[START]

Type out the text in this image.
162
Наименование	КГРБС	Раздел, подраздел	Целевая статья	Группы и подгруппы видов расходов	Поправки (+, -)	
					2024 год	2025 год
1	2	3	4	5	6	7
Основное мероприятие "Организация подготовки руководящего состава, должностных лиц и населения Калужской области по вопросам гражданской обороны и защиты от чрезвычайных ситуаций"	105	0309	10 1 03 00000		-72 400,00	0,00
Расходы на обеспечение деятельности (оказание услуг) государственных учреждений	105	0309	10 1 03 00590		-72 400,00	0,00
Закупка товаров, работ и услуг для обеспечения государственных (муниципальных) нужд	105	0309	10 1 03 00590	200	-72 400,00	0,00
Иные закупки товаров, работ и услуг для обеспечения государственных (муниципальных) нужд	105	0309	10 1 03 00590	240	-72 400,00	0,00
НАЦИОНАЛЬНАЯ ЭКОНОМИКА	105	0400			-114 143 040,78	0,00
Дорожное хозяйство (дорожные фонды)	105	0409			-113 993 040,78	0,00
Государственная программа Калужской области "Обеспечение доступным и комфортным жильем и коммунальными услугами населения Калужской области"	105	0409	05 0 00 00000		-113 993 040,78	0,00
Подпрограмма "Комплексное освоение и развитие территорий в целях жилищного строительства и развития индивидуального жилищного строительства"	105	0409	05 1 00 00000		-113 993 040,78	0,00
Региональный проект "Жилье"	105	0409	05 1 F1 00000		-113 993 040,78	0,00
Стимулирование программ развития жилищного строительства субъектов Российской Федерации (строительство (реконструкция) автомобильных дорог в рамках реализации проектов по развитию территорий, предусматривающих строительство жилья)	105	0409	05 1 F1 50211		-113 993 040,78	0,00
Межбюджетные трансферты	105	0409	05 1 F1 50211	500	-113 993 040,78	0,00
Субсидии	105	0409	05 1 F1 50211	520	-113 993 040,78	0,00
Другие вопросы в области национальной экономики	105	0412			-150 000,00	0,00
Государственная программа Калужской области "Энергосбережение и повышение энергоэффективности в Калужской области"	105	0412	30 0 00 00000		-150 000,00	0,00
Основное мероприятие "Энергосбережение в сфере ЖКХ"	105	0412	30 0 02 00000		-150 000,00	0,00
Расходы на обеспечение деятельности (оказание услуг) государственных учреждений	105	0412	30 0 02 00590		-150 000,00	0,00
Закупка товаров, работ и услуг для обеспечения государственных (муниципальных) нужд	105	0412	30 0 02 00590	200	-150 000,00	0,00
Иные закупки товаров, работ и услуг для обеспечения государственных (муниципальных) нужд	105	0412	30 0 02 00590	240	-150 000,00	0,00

[END]

* _WHAT IS BEING ASKED_:
Your answer should be one number: how many lines in the material above contain the string "Иные".

* _RESULT OF THE EXERCISE_:
2